§ **EXERCISE TASK**
Please copy every line of the records below that holds the word "agricola".

======== TASK MATERIAL ========

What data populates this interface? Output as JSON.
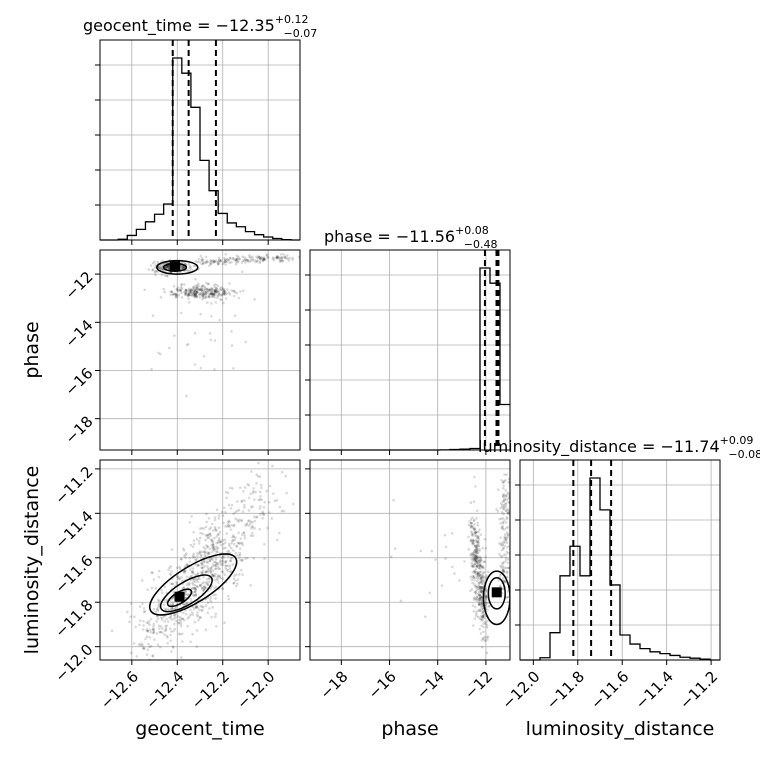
{
  "chart_data": {
    "type": "corner",
    "parameters": [
      "geocent_time",
      "phase",
      "luminosity_distance"
    ],
    "grid": true,
    "titles": [
      {
        "name": "geocent_time",
        "prefix": "geocent_time = −12.35",
        "upper": "+0.12",
        "lower": "−0.07"
      },
      {
        "name": "phase",
        "prefix": "phase = −11.56",
        "upper": "+0.08",
        "lower": "−0.48"
      },
      {
        "name": "luminosity_distance",
        "prefix": "luminosity_distance = −11.74",
        "upper": "+0.09",
        "lower": "−0.08"
      }
    ],
    "ranges": {
      "geocent_time": [
        -12.74,
        -11.86
      ],
      "phase": [
        -19.3,
        -11.0
      ],
      "luminosity_distance": [
        -12.06,
        -11.16
      ]
    },
    "ticks": {
      "geocent_time": {
        "values": [
          -12.6,
          -12.4,
          -12.2,
          -12.0
        ],
        "labels": [
          "−12.6",
          "−12.4",
          "−12.2",
          "−12.0"
        ]
      },
      "phase": {
        "values": [
          -18,
          -16,
          -14,
          -12
        ],
        "labels": [
          "−18",
          "−16",
          "−14",
          "−12"
        ]
      },
      "luminosity_distance": {
        "values": [
          -12.0,
          -11.8,
          -11.6,
          -11.4,
          -11.2
        ],
        "labels": [
          "−12.0",
          "−11.8",
          "−11.6",
          "−11.4",
          "−11.2"
        ]
      }
    },
    "quantiles": {
      "geocent_time": [
        -12.42,
        -12.35,
        -12.23
      ],
      "phase": [
        -12.04,
        -11.56,
        -11.48
      ],
      "luminosity_distance": [
        -11.82,
        -11.74,
        -11.65
      ]
    },
    "histograms": {
      "geocent_time": {
        "edges": [
          -12.74,
          -12.7,
          -12.66,
          -12.62,
          -12.58,
          -12.54,
          -12.5,
          -12.46,
          -12.42,
          -12.38,
          -12.34,
          -12.3,
          -12.26,
          -12.22,
          -12.18,
          -12.14,
          -12.1,
          -12.06,
          -12.02,
          -11.98,
          -11.94,
          -11.9,
          -11.86
        ],
        "counts": [
          0,
          0,
          2,
          12,
          28,
          48,
          68,
          95,
          480,
          440,
          350,
          210,
          130,
          70,
          45,
          35,
          22,
          14,
          8,
          4,
          1,
          0
        ]
      },
      "phase": {
        "edges": [
          -19.3,
          -18.885,
          -18.47,
          -18.055,
          -17.64,
          -17.225,
          -16.81,
          -16.395,
          -15.98,
          -15.565,
          -15.15,
          -14.735,
          -14.32,
          -13.905,
          -13.49,
          -13.075,
          -12.66,
          -12.245,
          -11.83,
          -11.415,
          -11.0
        ],
        "counts": [
          0,
          0,
          0,
          0,
          0,
          0,
          0,
          0,
          0,
          0,
          0,
          0,
          0,
          1,
          3,
          6,
          10,
          1200,
          1100,
          300
        ]
      },
      "luminosity_distance": {
        "edges": [
          -12.06,
          -12.015,
          -11.97,
          -11.925,
          -11.88,
          -11.835,
          -11.79,
          -11.745,
          -11.7,
          -11.655,
          -11.61,
          -11.565,
          -11.52,
          -11.475,
          -11.43,
          -11.385,
          -11.34,
          -11.295,
          -11.25,
          -11.205,
          -11.16
        ],
        "counts": [
          0,
          0,
          5,
          60,
          185,
          250,
          185,
          400,
          330,
          165,
          55,
          35,
          25,
          18,
          14,
          10,
          6,
          4,
          2,
          0
        ]
      }
    },
    "scatter_color": "#000000",
    "contour_fill": "#808080",
    "line_color": "#000000"
  }
}
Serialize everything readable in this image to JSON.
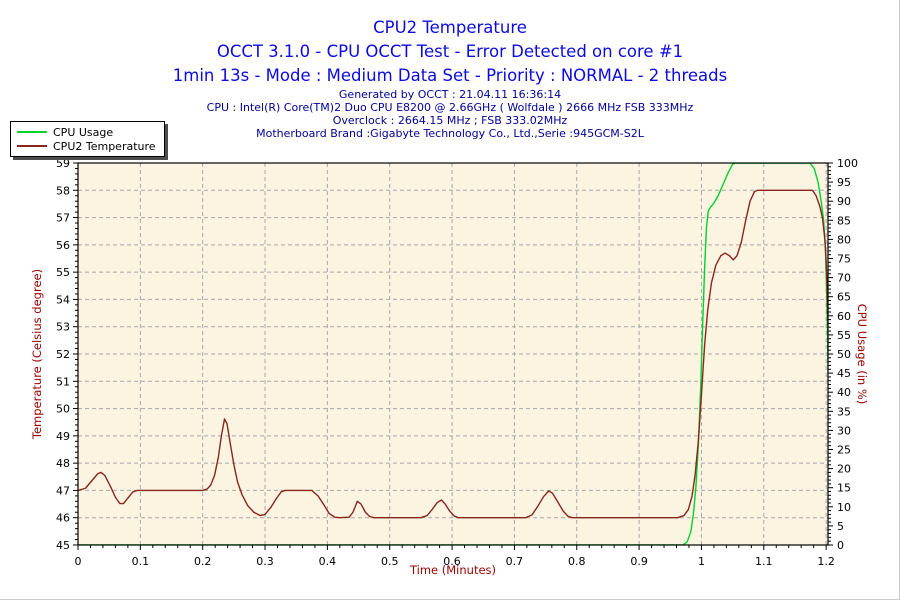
{
  "header": {
    "title": "CPU2 Temperature",
    "subtitle1": "OCCT 3.1.0 - CPU OCCT Test - Error Detected on core #1",
    "subtitle2": "1min 13s - Mode : Medium Data Set - Priority : NORMAL - 2 threads",
    "title_color": "#0b0be0",
    "info_color": "#000099",
    "info_lines": [
      "Generated by OCCT : 21.04.11 16:36:14",
      "CPU : Intel(R) Core(TM)2 Duo CPU E8200 @ 2.66GHz ( Wolfdale ) 2666 MHz FSB 333MHz",
      "Overclock : 2664.15 MHz ; FSB 333.02MHz",
      "Motherboard Brand :Gigabyte Technology Co., Ltd.,Serie :945GCM-S2L"
    ]
  },
  "legend": {
    "items": [
      {
        "label": "CPU Usage",
        "color": "#00d22c"
      },
      {
        "label": "CPU2 Temperature",
        "color": "#8c241e"
      }
    ]
  },
  "chart_data": {
    "type": "line",
    "title": "CPU2 Temperature",
    "xlabel": "Time (Minutes)",
    "ylabel_left": "Temperature (Celsius degree)",
    "ylabel_right": "CPU Usage (in %)",
    "axis_title_color": "#990000",
    "tick_label_color": "#000000",
    "plot_bg": "#fbf4e0",
    "grid_color": "#a8a8a8",
    "grid": true,
    "legend_position": "top-left",
    "xlim": [
      0,
      1.203
    ],
    "ylim_left": [
      45,
      59
    ],
    "ylim_right": [
      0,
      100
    ],
    "x_major": 0.1,
    "x_minor": 0.02,
    "yl_major": 1,
    "yl_minor": 0.2,
    "yr_major": 5,
    "yr_minor": 1,
    "series": [
      {
        "name": "CPU Usage",
        "axis": "right",
        "color": "#00d22c",
        "points": [
          [
            0,
            0
          ],
          [
            0.3,
            0
          ],
          [
            0.6,
            0
          ],
          [
            0.9,
            0
          ],
          [
            0.97,
            0
          ],
          [
            0.977,
            0.8
          ],
          [
            0.983,
            3.5
          ],
          [
            0.987,
            8
          ],
          [
            0.991,
            15
          ],
          [
            0.995,
            26
          ],
          [
            0.999,
            42
          ],
          [
            1.002,
            58
          ],
          [
            1.005,
            72
          ],
          [
            1.008,
            83
          ],
          [
            1.011,
            87.5
          ],
          [
            1.015,
            88.5
          ],
          [
            1.02,
            89.5
          ],
          [
            1.027,
            91.5
          ],
          [
            1.035,
            94.5
          ],
          [
            1.043,
            97.5
          ],
          [
            1.05,
            99.7
          ],
          [
            1.055,
            100
          ],
          [
            1.1,
            100
          ],
          [
            1.15,
            100
          ],
          [
            1.174,
            100
          ],
          [
            1.181,
            98.5
          ],
          [
            1.187,
            95
          ],
          [
            1.192,
            90
          ],
          [
            1.196,
            85
          ],
          [
            1.199,
            77
          ],
          [
            1.201,
            65
          ],
          [
            1.2025,
            53
          ],
          [
            1.2035,
            42
          ]
        ]
      },
      {
        "name": "CPU2 Temperature",
        "axis": "left",
        "color": "#8c241e",
        "points": [
          [
            0,
            47
          ],
          [
            0.012,
            47.08
          ],
          [
            0.022,
            47.35
          ],
          [
            0.032,
            47.62
          ],
          [
            0.037,
            47.66
          ],
          [
            0.043,
            47.55
          ],
          [
            0.052,
            47.15
          ],
          [
            0.06,
            46.75
          ],
          [
            0.067,
            46.52
          ],
          [
            0.073,
            46.52
          ],
          [
            0.08,
            46.72
          ],
          [
            0.088,
            46.95
          ],
          [
            0.095,
            47
          ],
          [
            0.12,
            47
          ],
          [
            0.16,
            47
          ],
          [
            0.2,
            47
          ],
          [
            0.207,
            47.05
          ],
          [
            0.213,
            47.2
          ],
          [
            0.219,
            47.55
          ],
          [
            0.225,
            48.2
          ],
          [
            0.23,
            49
          ],
          [
            0.235,
            49.62
          ],
          [
            0.239,
            49.45
          ],
          [
            0.244,
            48.75
          ],
          [
            0.25,
            47.95
          ],
          [
            0.256,
            47.3
          ],
          [
            0.263,
            46.85
          ],
          [
            0.272,
            46.45
          ],
          [
            0.282,
            46.2
          ],
          [
            0.292,
            46.08
          ],
          [
            0.3,
            46.12
          ],
          [
            0.31,
            46.4
          ],
          [
            0.318,
            46.7
          ],
          [
            0.326,
            46.95
          ],
          [
            0.332,
            47
          ],
          [
            0.35,
            47
          ],
          [
            0.375,
            47
          ],
          [
            0.385,
            46.8
          ],
          [
            0.395,
            46.45
          ],
          [
            0.403,
            46.15
          ],
          [
            0.412,
            46.02
          ],
          [
            0.42,
            46
          ],
          [
            0.435,
            46.02
          ],
          [
            0.441,
            46.2
          ],
          [
            0.448,
            46.6
          ],
          [
            0.454,
            46.5
          ],
          [
            0.461,
            46.2
          ],
          [
            0.468,
            46.04
          ],
          [
            0.475,
            46
          ],
          [
            0.51,
            46
          ],
          [
            0.55,
            46
          ],
          [
            0.56,
            46.08
          ],
          [
            0.568,
            46.3
          ],
          [
            0.576,
            46.55
          ],
          [
            0.583,
            46.65
          ],
          [
            0.589,
            46.5
          ],
          [
            0.596,
            46.25
          ],
          [
            0.603,
            46.07
          ],
          [
            0.61,
            46
          ],
          [
            0.65,
            46
          ],
          [
            0.7,
            46
          ],
          [
            0.718,
            46
          ],
          [
            0.728,
            46.1
          ],
          [
            0.737,
            46.4
          ],
          [
            0.747,
            46.78
          ],
          [
            0.755,
            46.98
          ],
          [
            0.761,
            46.9
          ],
          [
            0.769,
            46.6
          ],
          [
            0.778,
            46.25
          ],
          [
            0.786,
            46.05
          ],
          [
            0.793,
            46
          ],
          [
            0.85,
            46
          ],
          [
            0.92,
            46
          ],
          [
            0.962,
            46
          ],
          [
            0.972,
            46.08
          ],
          [
            0.979,
            46.3
          ],
          [
            0.985,
            46.8
          ],
          [
            0.99,
            47.6
          ],
          [
            0.995,
            48.8
          ],
          [
            1,
            50.5
          ],
          [
            1.005,
            52.3
          ],
          [
            1.01,
            53.6
          ],
          [
            1.016,
            54.6
          ],
          [
            1.023,
            55.25
          ],
          [
            1.031,
            55.6
          ],
          [
            1.038,
            55.7
          ],
          [
            1.045,
            55.6
          ],
          [
            1.051,
            55.45
          ],
          [
            1.057,
            55.6
          ],
          [
            1.064,
            56.1
          ],
          [
            1.071,
            56.9
          ],
          [
            1.078,
            57.6
          ],
          [
            1.085,
            57.95
          ],
          [
            1.09,
            58
          ],
          [
            1.12,
            58
          ],
          [
            1.16,
            58
          ],
          [
            1.178,
            58
          ],
          [
            1.184,
            57.8
          ],
          [
            1.19,
            57.4
          ],
          [
            1.194,
            57
          ],
          [
            1.198,
            56.2
          ],
          [
            1.2,
            55.4
          ],
          [
            1.2015,
            54.5
          ],
          [
            1.2025,
            53.5
          ],
          [
            1.2035,
            52.6
          ]
        ]
      }
    ]
  }
}
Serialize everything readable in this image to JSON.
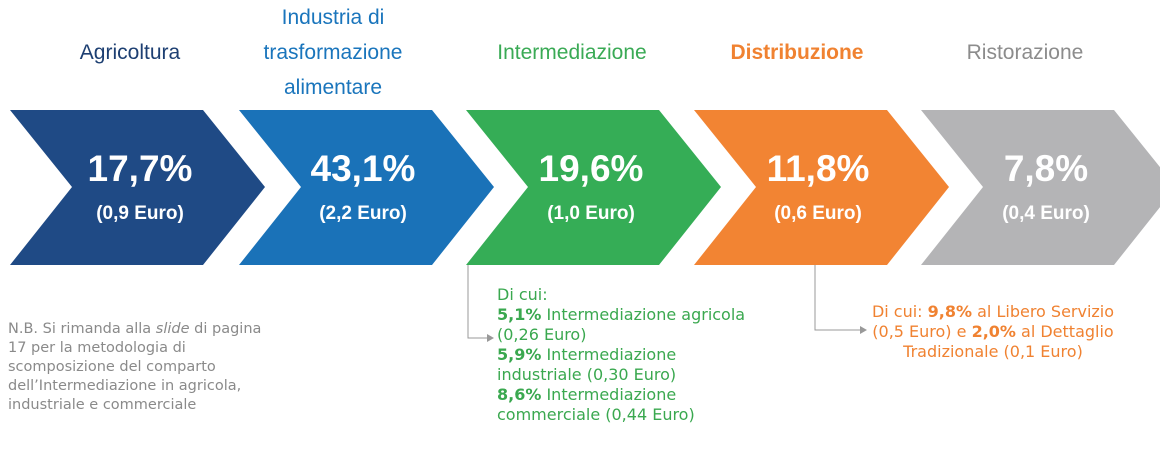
{
  "stages": [
    {
      "label": "Agricoltura",
      "share": "17,7%",
      "amount": "(0,9 Euro)"
    },
    {
      "label": "Industria di trasformazione alimentare",
      "share": "43,1%",
      "amount": "(2,2 Euro)"
    },
    {
      "label": "Intermediazione",
      "share": "19,6%",
      "amount": "(1,0 Euro)"
    },
    {
      "label": "Distribuzione",
      "share": "11,8%",
      "amount": "(0,6 Euro)"
    },
    {
      "label": "Ristorazione",
      "share": "7,8%",
      "amount": "(0,4 Euro)"
    }
  ],
  "intermediazione_note": {
    "intro": "Di cui:",
    "items": [
      {
        "share": "5,1%",
        "text": " Intermediazione agricola (0,26 Euro)"
      },
      {
        "share": "5,9%",
        "text": " Intermediazione industriale (0,30 Euro)"
      },
      {
        "share": "8,6%",
        "text": " Intermediazione commerciale (0,44 Euro)"
      }
    ]
  },
  "distribuzione_note": {
    "parts": [
      "Di cui: ",
      "9,8%",
      " al Libero Servizio (0,5 Euro) e ",
      "2,0%",
      " al Dettaglio Tradizionale (0,1 Euro)"
    ]
  },
  "nb_note": {
    "parts": [
      "N.B. Si rimanda alla ",
      "slide",
      " di pagina 17 per la metodologia di scomposizione del comparto dell’Intermediazione in agricola, industriale e commerciale"
    ]
  }
}
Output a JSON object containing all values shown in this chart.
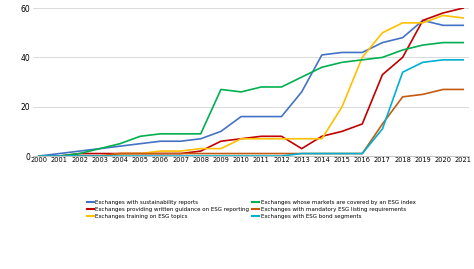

========

§ **TASK RESPONSE**
        "text": " Intermediazione agricola (0,26 Euro)"
      " di pagina 17 per la metodologia di scomposizione del comparto dell’Intermediazione in agricola, industriale e commerciale"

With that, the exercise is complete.